TASK STATEMENT:
Reproduce every line in the listing that contains the word "chart".

Stored data entries:
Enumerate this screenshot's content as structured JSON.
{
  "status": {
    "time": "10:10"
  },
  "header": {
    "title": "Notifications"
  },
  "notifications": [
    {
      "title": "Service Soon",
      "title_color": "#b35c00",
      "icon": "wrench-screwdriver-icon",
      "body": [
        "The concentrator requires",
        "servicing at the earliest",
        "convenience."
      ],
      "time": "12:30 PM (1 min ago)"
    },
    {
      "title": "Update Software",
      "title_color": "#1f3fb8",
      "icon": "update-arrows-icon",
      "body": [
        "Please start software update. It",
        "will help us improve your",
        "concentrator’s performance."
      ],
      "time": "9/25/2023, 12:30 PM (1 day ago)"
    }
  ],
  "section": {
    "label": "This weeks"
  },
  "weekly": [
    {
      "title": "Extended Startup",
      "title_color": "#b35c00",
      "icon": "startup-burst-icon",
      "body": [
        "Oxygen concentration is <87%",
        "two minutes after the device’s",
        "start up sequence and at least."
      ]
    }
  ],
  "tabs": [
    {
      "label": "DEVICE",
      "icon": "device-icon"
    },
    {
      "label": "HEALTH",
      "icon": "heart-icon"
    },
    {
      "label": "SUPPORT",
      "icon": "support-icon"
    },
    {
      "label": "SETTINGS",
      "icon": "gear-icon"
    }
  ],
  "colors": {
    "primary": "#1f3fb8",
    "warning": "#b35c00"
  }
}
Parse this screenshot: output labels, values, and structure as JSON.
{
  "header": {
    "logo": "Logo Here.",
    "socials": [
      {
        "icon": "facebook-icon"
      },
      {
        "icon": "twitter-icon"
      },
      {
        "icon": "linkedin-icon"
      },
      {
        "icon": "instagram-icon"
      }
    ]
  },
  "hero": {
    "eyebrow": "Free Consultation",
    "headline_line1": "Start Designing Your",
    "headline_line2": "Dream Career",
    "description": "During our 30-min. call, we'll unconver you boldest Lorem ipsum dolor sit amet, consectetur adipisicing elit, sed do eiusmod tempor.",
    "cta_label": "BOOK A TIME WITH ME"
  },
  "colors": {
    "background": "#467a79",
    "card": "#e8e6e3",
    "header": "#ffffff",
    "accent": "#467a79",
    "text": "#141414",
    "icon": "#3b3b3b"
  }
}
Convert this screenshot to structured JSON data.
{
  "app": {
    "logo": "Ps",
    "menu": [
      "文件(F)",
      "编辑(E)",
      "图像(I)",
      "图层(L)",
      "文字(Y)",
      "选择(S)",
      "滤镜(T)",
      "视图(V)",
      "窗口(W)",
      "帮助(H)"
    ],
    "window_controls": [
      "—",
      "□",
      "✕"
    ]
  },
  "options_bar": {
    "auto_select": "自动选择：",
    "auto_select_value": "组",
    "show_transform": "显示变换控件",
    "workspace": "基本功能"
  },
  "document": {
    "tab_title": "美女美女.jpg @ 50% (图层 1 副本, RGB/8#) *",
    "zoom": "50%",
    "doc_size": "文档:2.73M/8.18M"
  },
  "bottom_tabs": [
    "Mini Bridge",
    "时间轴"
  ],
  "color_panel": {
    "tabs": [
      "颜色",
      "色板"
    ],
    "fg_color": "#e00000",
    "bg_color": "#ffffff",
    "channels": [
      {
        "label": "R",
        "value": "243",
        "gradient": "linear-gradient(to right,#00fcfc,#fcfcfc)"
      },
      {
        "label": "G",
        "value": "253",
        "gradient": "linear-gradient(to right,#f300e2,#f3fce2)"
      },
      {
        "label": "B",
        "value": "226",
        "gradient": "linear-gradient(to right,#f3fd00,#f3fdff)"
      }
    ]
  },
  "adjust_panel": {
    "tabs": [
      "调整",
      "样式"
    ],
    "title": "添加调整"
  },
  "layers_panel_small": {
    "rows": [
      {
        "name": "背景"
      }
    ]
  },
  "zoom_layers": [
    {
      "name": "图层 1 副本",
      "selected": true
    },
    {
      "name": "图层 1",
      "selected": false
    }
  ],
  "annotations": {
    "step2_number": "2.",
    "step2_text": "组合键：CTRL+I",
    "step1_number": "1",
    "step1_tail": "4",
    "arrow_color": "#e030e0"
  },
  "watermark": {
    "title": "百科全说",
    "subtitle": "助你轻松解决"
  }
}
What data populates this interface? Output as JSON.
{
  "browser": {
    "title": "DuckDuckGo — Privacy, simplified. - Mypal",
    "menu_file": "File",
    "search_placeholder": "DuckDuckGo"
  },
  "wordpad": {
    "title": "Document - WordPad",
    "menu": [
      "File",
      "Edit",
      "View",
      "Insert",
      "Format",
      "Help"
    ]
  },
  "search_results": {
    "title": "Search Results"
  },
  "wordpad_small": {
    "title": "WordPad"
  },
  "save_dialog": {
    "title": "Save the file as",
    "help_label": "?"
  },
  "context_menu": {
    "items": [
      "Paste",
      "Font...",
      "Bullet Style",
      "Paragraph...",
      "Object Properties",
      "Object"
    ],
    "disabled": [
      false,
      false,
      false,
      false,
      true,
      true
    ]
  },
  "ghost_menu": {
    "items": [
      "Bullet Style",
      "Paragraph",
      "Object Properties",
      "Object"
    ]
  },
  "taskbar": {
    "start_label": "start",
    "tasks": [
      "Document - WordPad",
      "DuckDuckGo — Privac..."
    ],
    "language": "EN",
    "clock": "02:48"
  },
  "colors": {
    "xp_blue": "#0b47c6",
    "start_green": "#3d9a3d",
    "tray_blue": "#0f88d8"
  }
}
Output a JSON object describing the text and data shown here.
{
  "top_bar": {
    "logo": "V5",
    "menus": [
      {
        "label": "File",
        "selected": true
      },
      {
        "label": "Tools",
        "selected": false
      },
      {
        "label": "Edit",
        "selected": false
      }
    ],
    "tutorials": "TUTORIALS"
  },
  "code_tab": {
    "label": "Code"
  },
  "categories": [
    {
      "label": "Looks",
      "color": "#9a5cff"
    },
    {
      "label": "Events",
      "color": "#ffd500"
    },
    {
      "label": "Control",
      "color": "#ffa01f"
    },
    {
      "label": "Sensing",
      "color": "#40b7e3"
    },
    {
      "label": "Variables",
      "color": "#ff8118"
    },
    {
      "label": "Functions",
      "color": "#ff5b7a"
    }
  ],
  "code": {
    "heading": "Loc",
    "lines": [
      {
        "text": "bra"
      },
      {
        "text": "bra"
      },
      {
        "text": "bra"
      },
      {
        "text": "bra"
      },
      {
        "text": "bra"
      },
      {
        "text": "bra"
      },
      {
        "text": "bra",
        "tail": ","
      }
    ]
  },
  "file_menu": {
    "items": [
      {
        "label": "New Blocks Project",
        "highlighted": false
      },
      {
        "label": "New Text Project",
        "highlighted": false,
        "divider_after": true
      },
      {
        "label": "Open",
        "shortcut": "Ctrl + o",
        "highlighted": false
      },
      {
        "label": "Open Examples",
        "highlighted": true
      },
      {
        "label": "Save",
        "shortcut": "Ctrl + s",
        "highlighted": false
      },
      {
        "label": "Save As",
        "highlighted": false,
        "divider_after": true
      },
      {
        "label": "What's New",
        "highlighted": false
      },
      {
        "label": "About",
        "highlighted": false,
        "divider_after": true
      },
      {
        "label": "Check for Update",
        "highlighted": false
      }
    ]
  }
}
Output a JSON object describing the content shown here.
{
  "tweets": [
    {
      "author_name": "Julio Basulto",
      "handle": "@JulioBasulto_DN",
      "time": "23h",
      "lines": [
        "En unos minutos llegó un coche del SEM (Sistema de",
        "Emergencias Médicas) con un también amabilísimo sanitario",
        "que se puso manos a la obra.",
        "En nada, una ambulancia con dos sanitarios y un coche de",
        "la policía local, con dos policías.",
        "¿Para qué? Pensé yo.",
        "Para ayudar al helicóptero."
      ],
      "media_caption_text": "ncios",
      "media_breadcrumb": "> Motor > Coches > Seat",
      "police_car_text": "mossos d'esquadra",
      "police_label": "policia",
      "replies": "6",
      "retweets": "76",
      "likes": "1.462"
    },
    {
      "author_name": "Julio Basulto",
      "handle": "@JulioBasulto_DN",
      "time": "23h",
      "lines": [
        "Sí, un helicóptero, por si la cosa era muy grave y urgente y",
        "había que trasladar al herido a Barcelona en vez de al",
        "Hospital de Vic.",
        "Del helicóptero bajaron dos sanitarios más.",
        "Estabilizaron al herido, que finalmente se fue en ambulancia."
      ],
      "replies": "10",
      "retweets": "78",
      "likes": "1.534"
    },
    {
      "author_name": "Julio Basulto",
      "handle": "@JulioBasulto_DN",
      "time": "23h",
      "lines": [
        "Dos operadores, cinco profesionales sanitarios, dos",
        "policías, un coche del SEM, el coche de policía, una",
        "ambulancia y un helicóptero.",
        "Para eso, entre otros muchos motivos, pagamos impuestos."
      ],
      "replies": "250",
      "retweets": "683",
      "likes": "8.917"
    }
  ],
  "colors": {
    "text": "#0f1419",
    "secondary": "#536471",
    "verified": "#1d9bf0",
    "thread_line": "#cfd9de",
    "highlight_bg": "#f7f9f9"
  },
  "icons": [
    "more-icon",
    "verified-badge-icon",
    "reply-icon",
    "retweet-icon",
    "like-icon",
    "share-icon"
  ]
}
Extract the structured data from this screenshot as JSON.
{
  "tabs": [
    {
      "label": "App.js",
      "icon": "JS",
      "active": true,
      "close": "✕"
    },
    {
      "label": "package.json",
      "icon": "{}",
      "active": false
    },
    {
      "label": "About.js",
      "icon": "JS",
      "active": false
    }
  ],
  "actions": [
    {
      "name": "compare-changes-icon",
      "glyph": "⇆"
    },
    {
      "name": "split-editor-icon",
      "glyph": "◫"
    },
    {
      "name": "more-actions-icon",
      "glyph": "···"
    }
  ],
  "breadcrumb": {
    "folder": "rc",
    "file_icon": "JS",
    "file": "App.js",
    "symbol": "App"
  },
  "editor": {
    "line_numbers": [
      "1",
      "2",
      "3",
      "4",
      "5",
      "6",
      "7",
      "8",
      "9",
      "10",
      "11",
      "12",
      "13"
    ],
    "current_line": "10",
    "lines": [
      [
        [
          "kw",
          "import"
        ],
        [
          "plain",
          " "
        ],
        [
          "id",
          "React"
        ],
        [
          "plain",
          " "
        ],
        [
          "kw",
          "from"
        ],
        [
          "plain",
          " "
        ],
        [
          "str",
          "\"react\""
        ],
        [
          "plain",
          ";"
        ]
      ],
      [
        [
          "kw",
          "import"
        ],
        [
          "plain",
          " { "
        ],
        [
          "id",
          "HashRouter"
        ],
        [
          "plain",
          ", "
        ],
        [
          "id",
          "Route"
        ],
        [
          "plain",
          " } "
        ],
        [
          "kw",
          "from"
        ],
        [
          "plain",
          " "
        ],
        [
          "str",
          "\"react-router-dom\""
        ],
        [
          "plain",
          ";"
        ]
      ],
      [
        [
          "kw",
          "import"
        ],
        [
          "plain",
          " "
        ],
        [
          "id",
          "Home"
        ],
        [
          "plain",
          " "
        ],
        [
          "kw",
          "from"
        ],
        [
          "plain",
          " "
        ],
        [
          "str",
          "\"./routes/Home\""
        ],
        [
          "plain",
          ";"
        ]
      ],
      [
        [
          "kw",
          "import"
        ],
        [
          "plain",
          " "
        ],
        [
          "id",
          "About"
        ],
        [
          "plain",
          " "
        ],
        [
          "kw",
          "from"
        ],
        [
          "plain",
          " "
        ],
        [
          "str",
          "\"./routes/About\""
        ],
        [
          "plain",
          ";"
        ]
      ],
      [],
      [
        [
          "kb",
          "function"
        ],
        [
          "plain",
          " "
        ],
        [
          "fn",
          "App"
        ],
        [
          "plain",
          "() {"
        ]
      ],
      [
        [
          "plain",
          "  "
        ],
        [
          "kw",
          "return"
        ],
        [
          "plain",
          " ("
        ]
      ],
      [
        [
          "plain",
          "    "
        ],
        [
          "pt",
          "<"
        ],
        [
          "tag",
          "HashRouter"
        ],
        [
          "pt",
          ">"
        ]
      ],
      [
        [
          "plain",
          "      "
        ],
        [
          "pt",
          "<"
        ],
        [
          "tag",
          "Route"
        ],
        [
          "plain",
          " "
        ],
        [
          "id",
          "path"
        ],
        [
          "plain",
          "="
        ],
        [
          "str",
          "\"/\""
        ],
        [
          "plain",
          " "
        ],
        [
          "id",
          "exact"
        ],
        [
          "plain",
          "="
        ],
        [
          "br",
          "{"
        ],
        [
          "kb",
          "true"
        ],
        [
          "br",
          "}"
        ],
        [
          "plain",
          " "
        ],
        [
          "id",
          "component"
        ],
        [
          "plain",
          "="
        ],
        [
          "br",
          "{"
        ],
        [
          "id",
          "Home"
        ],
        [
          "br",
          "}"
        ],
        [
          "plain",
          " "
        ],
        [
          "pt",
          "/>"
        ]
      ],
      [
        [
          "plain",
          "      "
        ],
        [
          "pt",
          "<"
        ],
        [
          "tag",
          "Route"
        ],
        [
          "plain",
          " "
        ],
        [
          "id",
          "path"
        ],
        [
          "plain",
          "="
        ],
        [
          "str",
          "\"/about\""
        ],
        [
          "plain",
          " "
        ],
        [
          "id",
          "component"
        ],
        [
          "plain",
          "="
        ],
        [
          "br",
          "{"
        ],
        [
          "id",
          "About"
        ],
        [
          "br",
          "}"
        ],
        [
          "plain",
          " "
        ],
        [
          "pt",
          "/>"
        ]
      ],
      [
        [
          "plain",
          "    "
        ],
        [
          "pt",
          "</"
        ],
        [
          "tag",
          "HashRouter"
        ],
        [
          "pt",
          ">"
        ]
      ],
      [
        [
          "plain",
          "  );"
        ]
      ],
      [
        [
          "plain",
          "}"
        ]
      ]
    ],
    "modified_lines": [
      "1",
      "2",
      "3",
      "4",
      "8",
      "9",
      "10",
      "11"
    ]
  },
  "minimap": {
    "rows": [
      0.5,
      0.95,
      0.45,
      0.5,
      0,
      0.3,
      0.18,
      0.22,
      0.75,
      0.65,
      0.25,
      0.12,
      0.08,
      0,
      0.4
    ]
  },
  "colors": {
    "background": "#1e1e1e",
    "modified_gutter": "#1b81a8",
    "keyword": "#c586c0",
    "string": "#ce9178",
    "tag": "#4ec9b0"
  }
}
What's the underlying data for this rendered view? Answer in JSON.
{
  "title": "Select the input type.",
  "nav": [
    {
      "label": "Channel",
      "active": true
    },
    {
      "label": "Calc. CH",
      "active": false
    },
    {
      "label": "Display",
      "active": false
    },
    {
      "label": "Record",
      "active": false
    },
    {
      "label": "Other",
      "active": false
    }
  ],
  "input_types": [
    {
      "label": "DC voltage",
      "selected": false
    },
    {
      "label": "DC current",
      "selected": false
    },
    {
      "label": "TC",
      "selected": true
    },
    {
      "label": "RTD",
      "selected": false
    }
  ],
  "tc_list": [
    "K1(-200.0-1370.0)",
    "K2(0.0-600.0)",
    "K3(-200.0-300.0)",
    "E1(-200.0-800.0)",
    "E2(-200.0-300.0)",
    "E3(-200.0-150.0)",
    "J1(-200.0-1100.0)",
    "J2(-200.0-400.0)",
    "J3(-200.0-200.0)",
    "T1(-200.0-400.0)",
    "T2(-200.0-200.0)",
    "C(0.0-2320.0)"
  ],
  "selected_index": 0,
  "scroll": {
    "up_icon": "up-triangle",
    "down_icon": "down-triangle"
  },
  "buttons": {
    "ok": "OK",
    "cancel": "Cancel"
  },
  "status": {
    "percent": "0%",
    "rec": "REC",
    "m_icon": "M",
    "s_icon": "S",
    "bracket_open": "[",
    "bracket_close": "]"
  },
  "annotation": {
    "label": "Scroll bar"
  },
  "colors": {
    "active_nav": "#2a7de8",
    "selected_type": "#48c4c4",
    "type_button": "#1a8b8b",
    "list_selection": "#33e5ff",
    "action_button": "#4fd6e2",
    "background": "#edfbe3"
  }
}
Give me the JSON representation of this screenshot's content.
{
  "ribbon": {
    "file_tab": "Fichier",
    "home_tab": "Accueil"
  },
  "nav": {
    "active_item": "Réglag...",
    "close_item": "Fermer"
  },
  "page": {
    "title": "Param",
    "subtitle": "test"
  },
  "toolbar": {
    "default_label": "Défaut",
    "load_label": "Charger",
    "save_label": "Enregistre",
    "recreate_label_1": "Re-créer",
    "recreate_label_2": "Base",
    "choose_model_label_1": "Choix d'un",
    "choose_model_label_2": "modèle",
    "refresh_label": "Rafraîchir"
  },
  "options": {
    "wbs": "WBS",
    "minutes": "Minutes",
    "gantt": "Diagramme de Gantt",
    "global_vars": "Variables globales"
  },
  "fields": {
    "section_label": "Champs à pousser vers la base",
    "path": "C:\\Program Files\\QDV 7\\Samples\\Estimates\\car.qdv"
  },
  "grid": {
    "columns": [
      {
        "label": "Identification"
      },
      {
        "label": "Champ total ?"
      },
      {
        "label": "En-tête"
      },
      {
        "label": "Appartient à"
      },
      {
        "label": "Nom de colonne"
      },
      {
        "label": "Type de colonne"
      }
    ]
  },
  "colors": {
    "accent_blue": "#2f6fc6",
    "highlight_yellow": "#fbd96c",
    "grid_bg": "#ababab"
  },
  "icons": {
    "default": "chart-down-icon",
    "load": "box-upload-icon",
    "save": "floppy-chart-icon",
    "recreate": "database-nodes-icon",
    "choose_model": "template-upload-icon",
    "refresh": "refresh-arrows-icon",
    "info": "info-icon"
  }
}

CORRECT RESPONSE:
    "default": "chart-down-icon",
    "save": "floppy-chart-icon",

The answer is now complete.